ROWS ▸
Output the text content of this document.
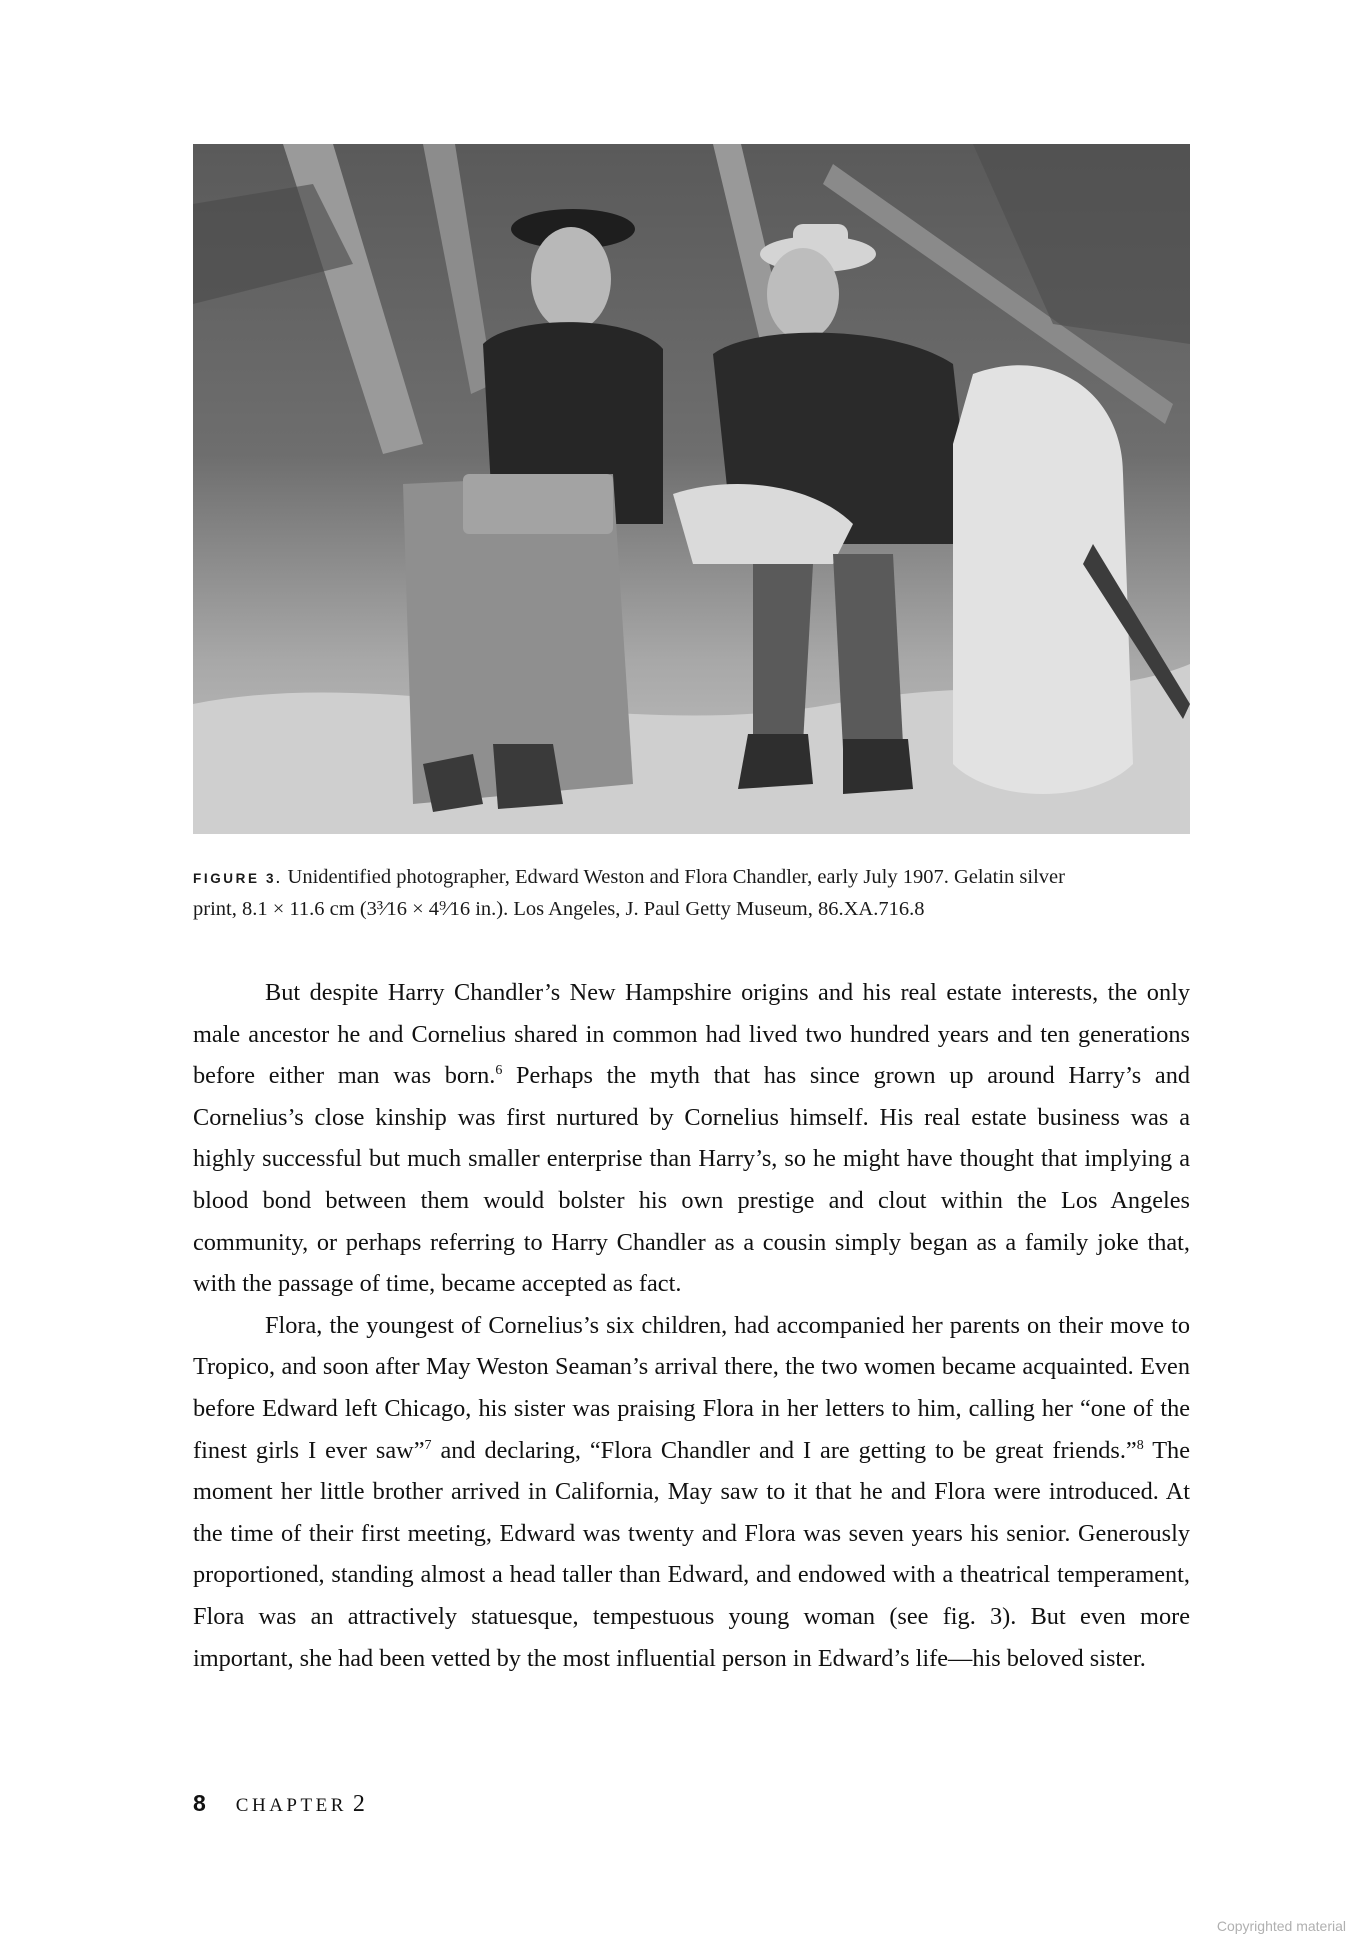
FIGURE 3. Unidentified photographer, Edward Weston and Flora Chandler, early July 1907. Gelatin silver
print, 8.1 × 11.6 cm (3³⁄16 × 4⁹⁄16 in.). Los Angeles, J. Paul Getty Museum, 86.XA.716.8

But despite Harry Chandler’s New Hampshire origins and his real estate interests, the only male ancestor he and Cornelius shared in common had lived two hundred years and ten generations before either man was born.$^6$ Perhaps the myth that has since grown up around Harry’s and Cornelius’s close kinship was first nurtured by Cornelius himself. His real estate business was a highly successful but much smaller enterprise than Harry’s, so he might have thought that implying a blood bond between them would bolster his own prestige and clout within the Los Angeles community, or perhaps referring to Harry Chandler as a cousin simply began as a family joke that, with the passage of time, became accepted as fact.

Flora, the youngest of Cornelius’s six children, had accompanied her parents on their move to Tropico, and soon after May Weston Seaman’s arrival there, the two women became acquainted. Even before Edward left Chicago, his sister was praising Flora in her letters to him, calling her “one of the finest girls I ever saw”$^7$ and declaring, “Flora Chandler and I are getting to be great friends.”$^8$ The moment her little brother arrived in California, May saw to it that he and Flora were introduced. At the time of their first meeting, Edward was twenty and Flora was seven years his senior. Generously proportioned, standing almost a head taller than Edward, and endowed with a theatrical temperament, Flora was an attractively statuesque, tempestuous young woman (see fig. 3). But even more important, she had been vetted by the most influential person in Edward’s life—his beloved sister.

8 CHAPTER 2
Copyrighted material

WHAT THE TASK ASKS ▸
The entries above are to be returned exactly, without their pictures.

EXPECTED ANSWER ▸
Output the text content of this document.
FIGURE 3. Unidentified photographer, Edward Weston and Flora Chandler, early July 1907. Gelatin silver
print, 8.1 × 11.6 cm (3³⁄16 × 4⁹⁄16 in.). Los Angeles, J. Paul Getty Museum, 86.XA.716.8

But despite Harry Chandler’s New Hampshire origins and his real estate interests, the only male ancestor he and Cornelius shared in common had lived two hundred years and ten generations before either man was born.$^6$ Perhaps the myth that has since grown up around Harry’s and Cornelius’s close kinship was first nurtured by Cornelius himself. His real estate business was a highly successful but much smaller enterprise than Harry’s, so he might have thought that implying a blood bond between them would bolster his own prestige and clout within the Los Angeles community, or perhaps referring to Harry Chandler as a cousin simply began as a family joke that, with the passage of time, became accepted as fact.

Flora, the youngest of Cornelius’s six children, had accompanied her parents on their move to Tropico, and soon after May Weston Seaman’s arrival there, the two women became acquainted. Even before Edward left Chicago, his sister was praising Flora in her letters to him, calling her “one of the finest girls I ever saw”$^7$ and declaring, “Flora Chandler and I are getting to be great friends.”$^8$ The moment her little brother arrived in California, May saw to it that he and Flora were introduced. At the time of their first meeting, Edward was twenty and Flora was seven years his senior. Generously proportioned, standing almost a head taller than Edward, and endowed with a theatrical temperament, Flora was an attractively statuesque, tempestuous young woman (see fig. 3). But even more important, she had been vetted by the most influential person in Edward’s life—his beloved sister.

8 CHAPTER 2
Copyrighted material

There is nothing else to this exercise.